■ GIVEN EXERCISE ■
Leave out the pictures and reproduce all of the data exactly.

*** DATA IN THIS EXERCISE ***

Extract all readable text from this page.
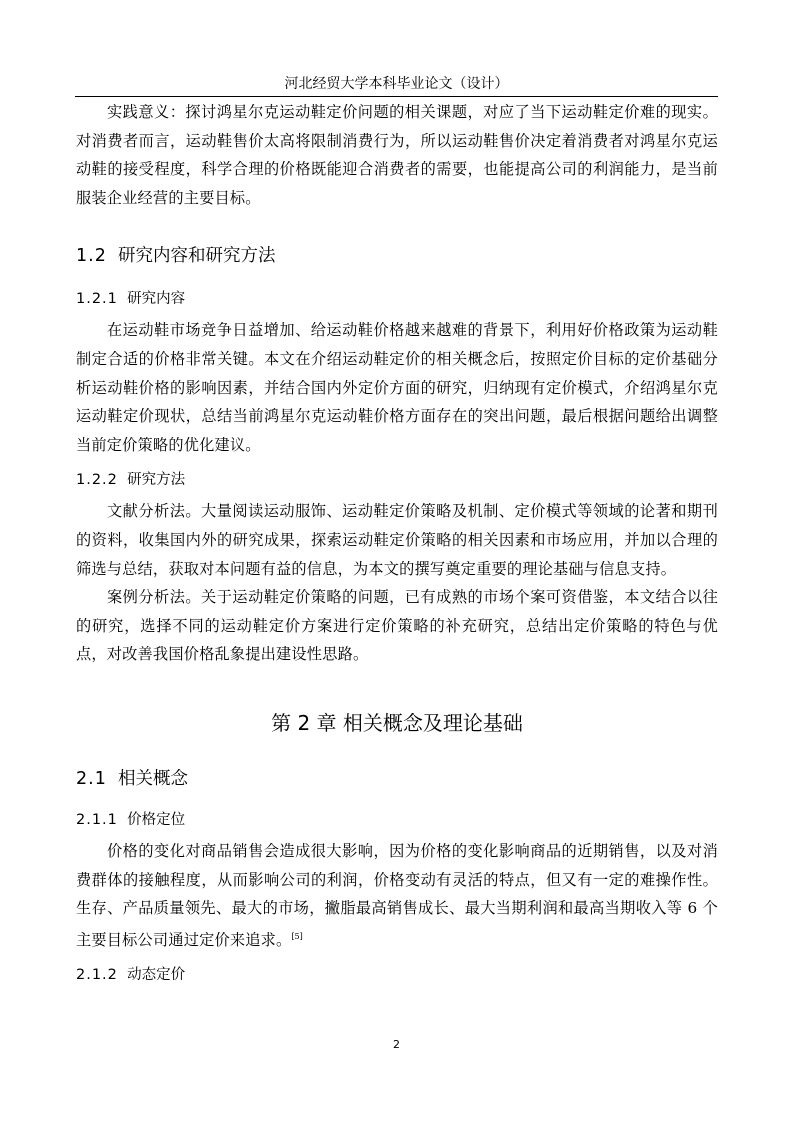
河北经贸大学本科毕业论文（设计）

实践意义：探讨鸿星尔克运动鞋定价问题的相关课题，对应了当下运动鞋定价难的现实。对消费者而言，运动鞋售价太高将限制消费行为，所以运动鞋售价决定着消费者对鸿星尔克运动鞋的接受程度，科学合理的价格既能迎合消费者的需要，也能提高公司的利润能力，是当前服装企业经营的主要目标。

1.2 研究内容和研究方法
1.2.1 研究内容

在运动鞋市场竞争日益增加、给运动鞋价格越来越难的背景下，利用好价格政策为运动鞋制定合适的价格非常关键。本文在介绍运动鞋定价的相关概念后，按照定价目标的定价基础分析运动鞋价格的影响因素，并结合国内外定价方面的研究，归纳现有定价模式，介绍鸿星尔克运动鞋定价现状，总结当前鸿星尔克运动鞋价格方面存在的突出问题，最后根据问题给出调整当前定价策略的优化建议。

1.2.2 研究方法

文献分析法。大量阅读运动服饰、运动鞋定价策略及机制、定价模式等领域的论著和期刊的资料，收集国内外的研究成果，探索运动鞋定价策略的相关因素和市场应用，并加以合理的筛选与总结，获取对本问题有益的信息，为本文的撰写奠定重要的理论基础与信息支持。

案例分析法。关于运动鞋定价策略的问题，已有成熟的市场个案可资借鉴，本文结合以往的研究，选择不同的运动鞋定价方案进行定价策略的补充研究，总结出定价策略的特色与优点，对改善我国价格乱象提出建设性思路。

第 2 章 相关概念及理论基础
2.1 相关概念
2.1.1 价格定位

价格的变化对商品销售会造成很大影响，因为价格的变化影响商品的近期销售，以及对消费群体的接触程度，从而影响公司的利润，价格变动有灵活的特点，但又有一定的难操作性。生存、产品质量领先、最大的市场，撇脂最高销售成长、最大当期利润和最高当期收入等 6 个主要目标公司通过定价来追求。[5]

2.1.2 动态定价
2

***

■ RESPONSE ■
Extract all readable text from this page.
河北经贸大学本科毕业论文（设计）

实践意义：探讨鸿星尔克运动鞋定价问题的相关课题，对应了当下运动鞋定价难的现实。对消费者而言，运动鞋售价太高将限制消费行为，所以运动鞋售价决定着消费者对鸿星尔克运动鞋的接受程度，科学合理的价格既能迎合消费者的需要，也能提高公司的利润能力，是当前服装企业经营的主要目标。

1.2 研究内容和研究方法
1.2.1 研究内容

在运动鞋市场竞争日益增加、给运动鞋价格越来越难的背景下，利用好价格政策为运动鞋制定合适的价格非常关键。本文在介绍运动鞋定价的相关概念后，按照定价目标的定价基础分析运动鞋价格的影响因素，并结合国内外定价方面的研究，归纳现有定价模式，介绍鸿星尔克运动鞋定价现状，总结当前鸿星尔克运动鞋价格方面存在的突出问题，最后根据问题给出调整当前定价策略的优化建议。

1.2.2 研究方法

文献分析法。大量阅读运动服饰、运动鞋定价策略及机制、定价模式等领域的论著和期刊的资料，收集国内外的研究成果，探索运动鞋定价策略的相关因素和市场应用，并加以合理的筛选与总结，获取对本问题有益的信息，为本文的撰写奠定重要的理论基础与信息支持。

案例分析法。关于运动鞋定价策略的问题，已有成熟的市场个案可资借鉴，本文结合以往的研究，选择不同的运动鞋定价方案进行定价策略的补充研究，总结出定价策略的特色与优点，对改善我国价格乱象提出建设性思路。

第 2 章 相关概念及理论基础
2.1 相关概念
2.1.1 价格定位

价格的变化对商品销售会造成很大影响，因为价格的变化影响商品的近期销售，以及对消费群体的接触程度，从而影响公司的利润，价格变动有灵活的特点，但又有一定的难操作性。生存、产品质量领先、最大的市场，撇脂最高销售成长、最大当期利润和最高当期收入等 6 个主要目标公司通过定价来追求。[5]

2.1.2 动态定价
2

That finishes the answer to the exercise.